▶ **Data excerpts**:
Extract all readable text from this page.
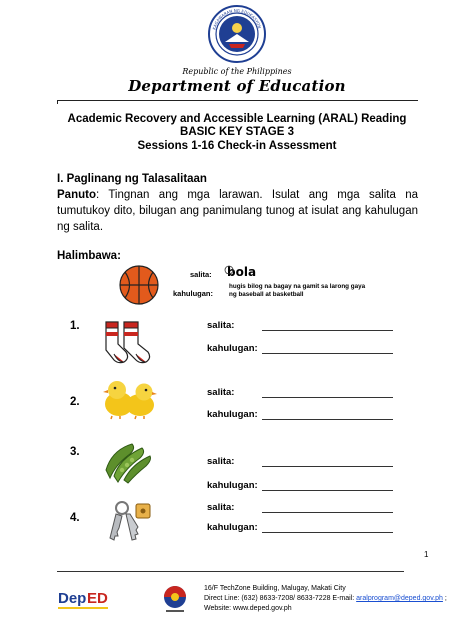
KAGAWARAN NG EDUKASYON
Republic of the Philippines
Department of Education
Academic Recovery and Accessible Learning (ARAL) Reading
BASIC KEY STAGE 3
Sessions 1-16 Check-in Assessment
I. Paglinang ng Talasalitaan
Panuto: Tingnan ang mga larawan. Isulat ang mga salita na tumutukoy dito, bilugan ang panimulang tunog at isulat ang kahulugan ng salita.
Halimbawa:
salita: bola
kahulugan:
hugis bilog na bagay na gamit sa larong gaya ng baseball at basketball
1.	salita:
kahulugan:
2.
salita:
kahulugan:
3.
salita:
kahulugan:
4.
salita:
kahulugan:
1
Dep ED
16/F TechZone Building, Malugay, Makati City
Direct Line: (632) 8633-7208/ 8633-7228 E-mail: aralprogram@deped.gov.ph ;
Website: www.deped.gov.ph
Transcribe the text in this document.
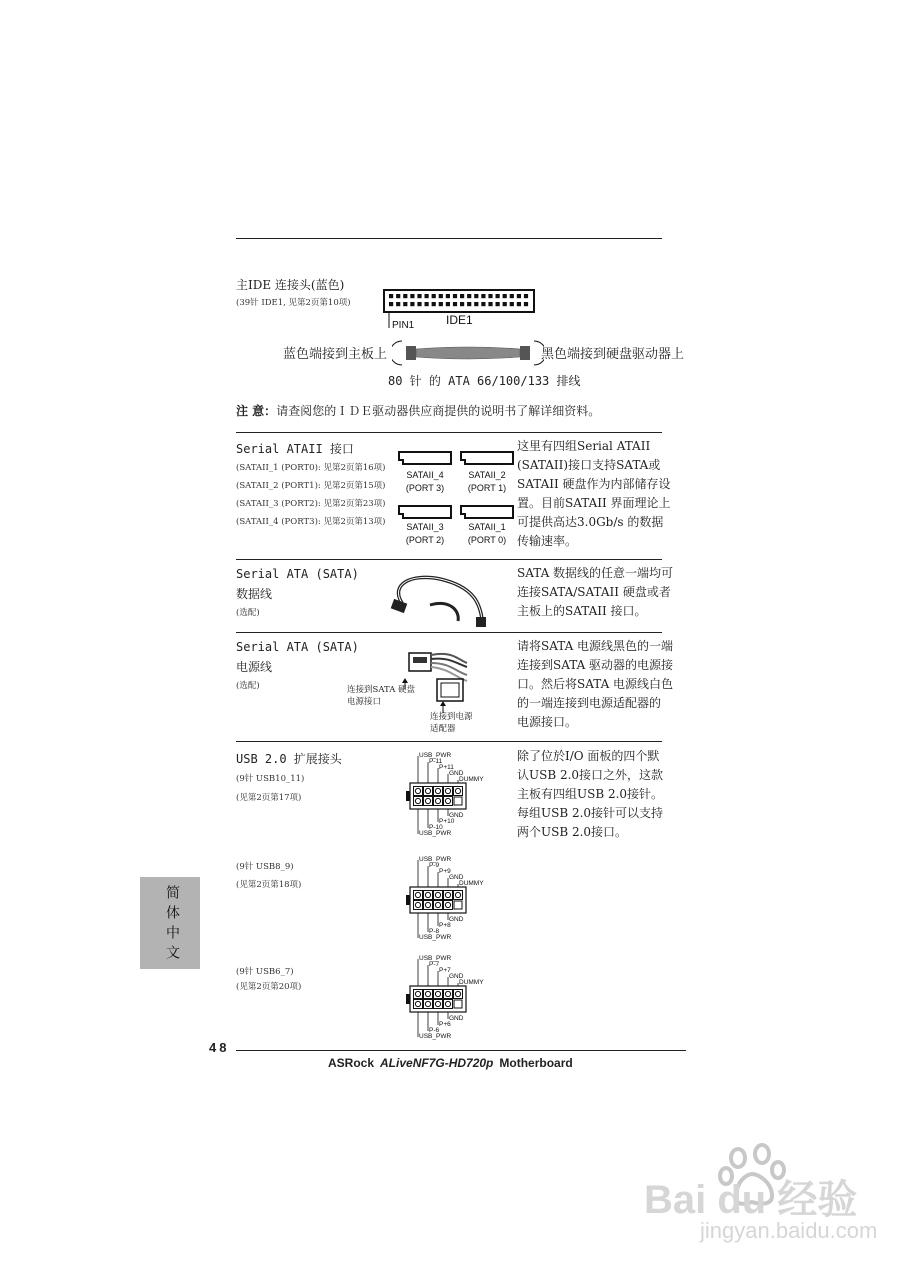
主IDE 连接头(蓝色)
(39针 IDE1, 见第2页第10项)
PIN1	IDE1
蓝色端接到主板上	黑色端接到硬盘驱动器上
80 针 的 ATA 66/100/133 排线
注 意：请查阅您的ＩＤＥ驱动器供应商提供的说明书了解详细资料。
Serial ATAII 接口
(SATAII_1 (PORT0): 见第2页第16项)
(SATAII_2 (PORT1): 见第2页第15项)
(SATAII_3 (PORT2): 见第2页第23项)
(SATAII_4 (PORT3): 见第2页第13项)
SATAII_4
(PORT 3)
SATAII_2
(PORT 1)
SATAII_3
(PORT 2)
SATAII_1
(PORT 0)
这里有四组Serial ATAII
(SATAII)接口支持SATA或
SATAII 硬盘作为内部储存设
置。目前SATAII 界面理论上
可提供高达3.0Gb/s 的数据
传输速率。
Serial ATA (SATA)
数据线
(选配)
SATA 数据线的任意一端均可
连接SATA/SATAII 硬盘或者
主板上的SATAII 接口。
Serial ATA (SATA)
电源线
(选配)	连接到SATA 硬盘
电源接口
连接到电源
适配器
请将SATA 电源线黑色的一端
连接到SATA 驱动器的电源接
口。然后将SATA 电源线白色
的一端连接到电源适配器的
电源接口。
USB 2.0 扩展接头
(9针 USB10_11)
(见第2页第17项)
(9针 USB8_9)
(见第2页第18项)
(9针 USB6_7)
(见第2页第20项)
USB_PWR
P-11
P+11
GND
DUMMY
GND
P+10
P-10
USB_PWR
USB_PWR
P-9
P+9
GND
DUMMY
GND
P+8
P-8
USB_PWR
USB_PWR
P-7
P+7
GND
DUMMY
GND
P+6
P-6
USB_PWR
除了位於I/O 面板的四个默
认USB 2.0接口之外，这款
主板有四组USB 2.0接针。
每组USB 2.0接针可以支持
两个USB 2.0接口。
简体中文
48
ASRock ALiveNF7G-HD720p Motherboard
Bai du 经验
jingyan.baidu.com
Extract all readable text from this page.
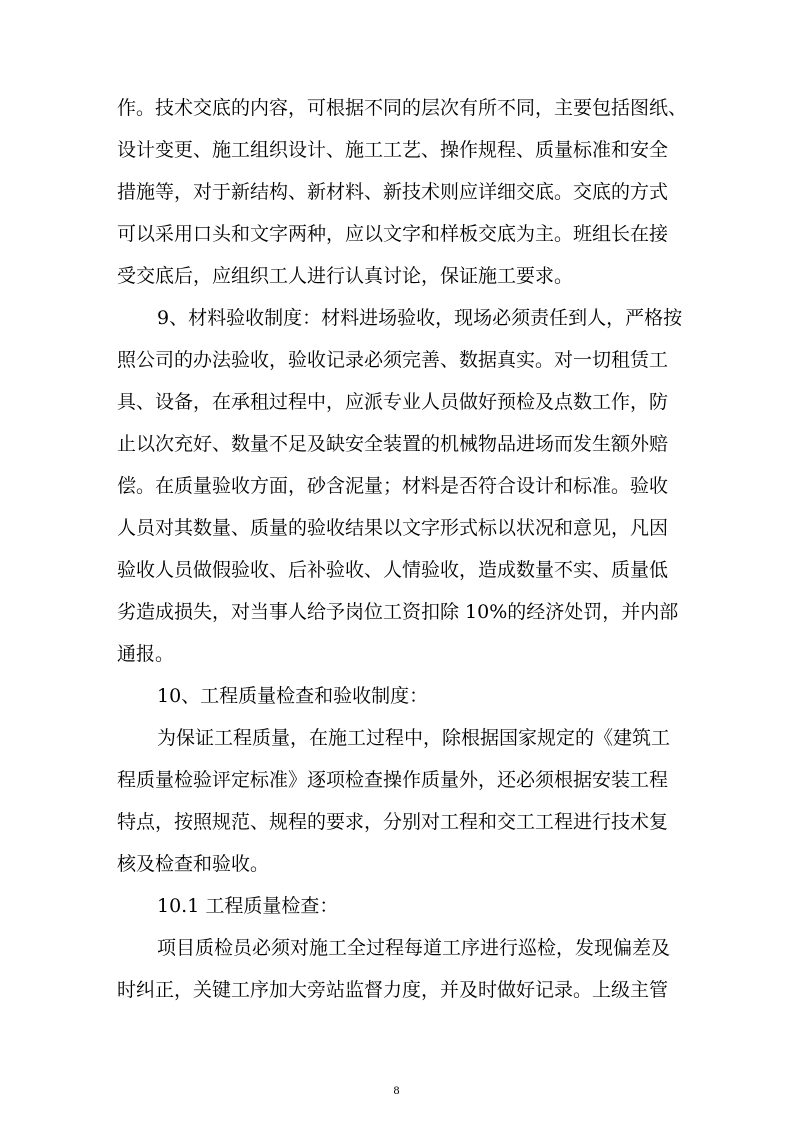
作。技术交底的内容，可根据不同的层次有所不同，主要包括图纸、
设计变更、施工组织设计、施工工艺、操作规程、质量标准和安全
措施等，对于新结构、新材料、新技术则应详细交底。交底的方式
可以采用口头和文字两种，应以文字和样板交底为主。班组长在接
受交底后，应组织工人进行认真讨论，保证施工要求。
9、材料验收制度：材料进场验收，现场必须责任到人，严格按
照公司的办法验收，验收记录必须完善、数据真实。对一切租赁工
具、设备，在承租过程中，应派专业人员做好预检及点数工作，防
止以次充好、数量不足及缺安全装置的机械物品进场而发生额外赔
偿。在质量验收方面，砂含泥量；材料是否符合设计和标准。验收
人员对其数量、质量的验收结果以文字形式标以状况和意见，凡因
验收人员做假验收、后补验收、人情验收，造成数量不实、质量低
劣造成损失，对当事人给予岗位工资扣除 10%的经济处罚，并内部
通报。
10、工程质量检查和验收制度：
为保证工程质量，在施工过程中，除根据国家规定的《建筑工
程质量检验评定标准》逐项检查操作质量外，还必须根据安装工程
特点，按照规范、规程的要求，分别对工程和交工工程进行技术复
核及检查和验收。
10.1 工程质量检查：
项目质检员必须对施工全过程每道工序进行巡检，发现偏差及
时纠正，关键工序加大旁站监督力度，并及时做好记录。上级主管
8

▶ **Task brief**:
Skip the images and write out the rest of the listing exactly.

▶ **Exercise answer**:
Extract all readable text from this page.
KAGAWARAN NG EDUKASYON
Republic of the Philippines
Department of Education
Academic Recovery and Accessible Learning (ARAL) Reading
BASIC KEY STAGE 3
Sessions 1-16 Check-in Assessment
I. Paglinang ng Talasalitaan
Panuto: Tingnan ang mga larawan. Isulat ang mga salita na tumutukoy dito, bilugan ang panimulang tunog at isulat ang kahulugan ng salita.
Halimbawa:
salita: bola
kahulugan:
hugis bilog na bagay na gamit sa larong gaya ng baseball at basketball
1.	salita:
kahulugan:
2.
salita:
kahulugan:
3.
salita:
kahulugan:
4.
salita:
kahulugan:
1
Dep ED
16/F TechZone Building, Malugay, Makati City
Direct Line: (632) 8633-7208/ 8633-7228 E-mail: aralprogram@deped.gov.ph ;
Website: www.deped.gov.ph
Transcribe the text in this document.
主IDE 连接头(蓝色)
(39针 IDE1, 见第2页第10项)
PIN1	IDE1
蓝色端接到主板上	黑色端接到硬盘驱动器上
80 针 的 ATA 66/100/133 排线
注 意：请查阅您的ＩＤＥ驱动器供应商提供的说明书了解详细资料。
Serial ATAII 接口
(SATAII_1 (PORT0): 见第2页第16项)
(SATAII_2 (PORT1): 见第2页第15项)
(SATAII_3 (PORT2): 见第2页第23项)
(SATAII_4 (PORT3): 见第2页第13项)
SATAII_4
(PORT 3)
SATAII_2
(PORT 1)
SATAII_3
(PORT 2)
SATAII_1
(PORT 0)
这里有四组Serial ATAII
(SATAII)接口支持SATA或
SATAII 硬盘作为内部储存设
置。目前SATAII 界面理论上
可提供高达3.0Gb/s 的数据
传输速率。
Serial ATA (SATA)
数据线
(选配)
SATA 数据线的任意一端均可
连接SATA/SATAII 硬盘或者
主板上的SATAII 接口。
Serial ATA (SATA)
电源线
(选配)	连接到SATA 硬盘
电源接口
连接到电源
适配器
请将SATA 电源线黑色的一端
连接到SATA 驱动器的电源接
口。然后将SATA 电源线白色
的一端连接到电源适配器的
电源接口。
USB 2.0 扩展接头
(9针 USB10_11)
(见第2页第17项)
(9针 USB8_9)
(见第2页第18项)
(9针 USB6_7)
(见第2页第20项)
USB_PWR
P-11
P+11
GND
DUMMY
GND
P+10
P-10
USB_PWR
USB_PWR
P-9
P+9
GND
DUMMY
GND
P+8
P-8
USB_PWR
USB_PWR
P-7
P+7
GND
DUMMY
GND
P+6
P-6
USB_PWR
除了位於I/O 面板的四个默
认USB 2.0接口之外，这款
主板有四组USB 2.0接针。
每组USB 2.0接针可以支持
两个USB 2.0接口。
简体中文
48
ASRock ALiveNF7G-HD720p Motherboard
Bai du 经验
jingyan.baidu.com
Extract all readable text from this page.
作。技术交底的内容，可根据不同的层次有所不同，主要包括图纸、
设计变更、施工组织设计、施工工艺、操作规程、质量标准和安全
措施等，对于新结构、新材料、新技术则应详细交底。交底的方式
可以采用口头和文字两种，应以文字和样板交底为主。班组长在接
受交底后，应组织工人进行认真讨论，保证施工要求。
9、材料验收制度：材料进场验收，现场必须责任到人，严格按
照公司的办法验收，验收记录必须完善、数据真实。对一切租赁工
具、设备，在承租过程中，应派专业人员做好预检及点数工作，防
止以次充好、数量不足及缺安全装置的机械物品进场而发生额外赔
偿。在质量验收方面，砂含泥量；材料是否符合设计和标准。验收
人员对其数量、质量的验收结果以文字形式标以状况和意见，凡因
验收人员做假验收、后补验收、人情验收，造成数量不实、质量低
劣造成损失，对当事人给予岗位工资扣除 10%的经济处罚，并内部
通报。
10、工程质量检查和验收制度：
为保证工程质量，在施工过程中，除根据国家规定的《建筑工
程质量检验评定标准》逐项检查操作质量外，还必须根据安装工程
特点，按照规范、规程的要求，分别对工程和交工工程进行技术复
核及检查和验收。
10.1 工程质量检查：
项目质检员必须对施工全过程每道工序进行巡检，发现偏差及
时纠正，关键工序加大旁站监督力度，并及时做好记录。上级主管
8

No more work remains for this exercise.